**Task description:** Transcribe every line, keeping it exact.

(Data excerpts)
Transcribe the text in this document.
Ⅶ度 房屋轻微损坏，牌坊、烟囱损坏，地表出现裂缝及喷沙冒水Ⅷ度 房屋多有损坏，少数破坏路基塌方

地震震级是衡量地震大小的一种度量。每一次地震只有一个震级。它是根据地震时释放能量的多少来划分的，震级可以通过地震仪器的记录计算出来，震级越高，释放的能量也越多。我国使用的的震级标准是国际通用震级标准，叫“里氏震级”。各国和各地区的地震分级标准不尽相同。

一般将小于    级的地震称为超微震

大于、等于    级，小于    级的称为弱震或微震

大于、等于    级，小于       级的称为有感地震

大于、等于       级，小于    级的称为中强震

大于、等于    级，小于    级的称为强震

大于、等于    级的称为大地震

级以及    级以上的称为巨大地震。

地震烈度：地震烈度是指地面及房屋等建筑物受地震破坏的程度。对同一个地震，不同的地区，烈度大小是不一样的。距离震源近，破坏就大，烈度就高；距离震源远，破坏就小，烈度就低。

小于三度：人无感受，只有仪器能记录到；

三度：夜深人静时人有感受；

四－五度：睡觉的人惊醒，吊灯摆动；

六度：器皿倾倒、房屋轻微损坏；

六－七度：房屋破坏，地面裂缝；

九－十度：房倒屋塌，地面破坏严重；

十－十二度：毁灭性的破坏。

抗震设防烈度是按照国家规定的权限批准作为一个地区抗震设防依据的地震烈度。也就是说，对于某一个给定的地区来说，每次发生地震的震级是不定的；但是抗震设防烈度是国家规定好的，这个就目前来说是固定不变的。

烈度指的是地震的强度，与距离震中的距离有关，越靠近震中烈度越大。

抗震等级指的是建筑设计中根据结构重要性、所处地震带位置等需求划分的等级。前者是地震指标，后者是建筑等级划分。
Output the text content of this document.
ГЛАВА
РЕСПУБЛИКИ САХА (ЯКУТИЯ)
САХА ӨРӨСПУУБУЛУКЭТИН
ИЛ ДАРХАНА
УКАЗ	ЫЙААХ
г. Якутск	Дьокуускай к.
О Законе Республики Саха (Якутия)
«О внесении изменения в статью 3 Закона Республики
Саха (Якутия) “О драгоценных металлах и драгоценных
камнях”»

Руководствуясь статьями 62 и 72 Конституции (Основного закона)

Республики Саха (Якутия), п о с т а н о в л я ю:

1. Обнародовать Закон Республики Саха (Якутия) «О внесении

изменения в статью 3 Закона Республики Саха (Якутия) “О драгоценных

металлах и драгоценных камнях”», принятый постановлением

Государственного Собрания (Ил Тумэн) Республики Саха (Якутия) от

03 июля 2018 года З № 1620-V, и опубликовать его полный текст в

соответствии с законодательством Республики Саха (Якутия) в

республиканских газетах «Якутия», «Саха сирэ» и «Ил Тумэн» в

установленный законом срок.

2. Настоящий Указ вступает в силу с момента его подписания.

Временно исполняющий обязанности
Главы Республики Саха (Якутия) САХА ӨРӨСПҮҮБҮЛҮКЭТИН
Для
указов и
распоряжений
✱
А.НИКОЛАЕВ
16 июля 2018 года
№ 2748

**Answer:**
Transcribe the text in this document.
Ⅶ度 房屋轻微损坏，牌坊、烟囱损坏，地表出现裂缝及喷沙冒水Ⅷ度 房屋多有损坏，少数破坏路基塌方

地震震级是衡量地震大小的一种度量。每一次地震只有一个震级。它是根据地震时释放能量的多少来划分的，震级可以通过地震仪器的记录计算出来，震级越高，释放的能量也越多。我国使用的的震级标准是国际通用震级标准，叫“里氏震级”。各国和各地区的地震分级标准不尽相同。

一般将小于    级的地震称为超微震

大于、等于    级，小于    级的称为弱震或微震

大于、等于    级，小于       级的称为有感地震

大于、等于       级，小于    级的称为中强震

大于、等于    级，小于    级的称为强震

大于、等于    级的称为大地震

级以及    级以上的称为巨大地震。

地震烈度：地震烈度是指地面及房屋等建筑物受地震破坏的程度。对同一个地震，不同的地区，烈度大小是不一样的。距离震源近，破坏就大，烈度就高；距离震源远，破坏就小，烈度就低。

小于三度：人无感受，只有仪器能记录到；

三度：夜深人静时人有感受；

四－五度：睡觉的人惊醒，吊灯摆动；

六度：器皿倾倒、房屋轻微损坏；

六－七度：房屋破坏，地面裂缝；

九－十度：房倒屋塌，地面破坏严重；

十－十二度：毁灭性的破坏。

抗震设防烈度是按照国家规定的权限批准作为一个地区抗震设防依据的地震烈度。也就是说，对于某一个给定的地区来说，每次发生地震的震级是不定的；但是抗震设防烈度是国家规定好的，这个就目前来说是固定不变的。

烈度指的是地震的强度，与距离震中的距离有关，越靠近震中烈度越大。

抗震等级指的是建筑设计中根据结构重要性、所处地震带位置等需求划分的等级。前者是地震指标，后者是建筑等级划分。
Output the text content of this document.
ГЛАВА
РЕСПУБЛИКИ САХА (ЯКУТИЯ)
САХА ӨРӨСПУУБУЛУКЭТИН
ИЛ ДАРХАНА
УКАЗ	ЫЙААХ
г. Якутск	Дьокуускай к.
О Законе Республики Саха (Якутия)
«О внесении изменения в статью 3 Закона Республики
Саха (Якутия) “О драгоценных металлах и драгоценных
камнях”»

Руководствуясь статьями 62 и 72 Конституции (Основного закона)

Республики Саха (Якутия), п о с т а н о в л я ю:

1. Обнародовать Закон Республики Саха (Якутия) «О внесении

изменения в статью 3 Закона Республики Саха (Якутия) “О драгоценных

металлах и драгоценных камнях”», принятый постановлением

Государственного Собрания (Ил Тумэн) Республики Саха (Якутия) от

03 июля 2018 года З № 1620-V, и опубликовать его полный текст в

соответствии с законодательством Республики Саха (Якутия) в

республиканских газетах «Якутия», «Саха сирэ» и «Ил Тумэн» в

установленный законом срок.

2. Настоящий Указ вступает в силу с момента его подписания.

Временно исполняющий обязанности
Главы Республики Саха (Якутия) САХА ӨРӨСПҮҮБҮЛҮКЭТИН
Для
указов и
распоряжений
✱
А.НИКОЛАЕВ
16 июля 2018 года
№ 2748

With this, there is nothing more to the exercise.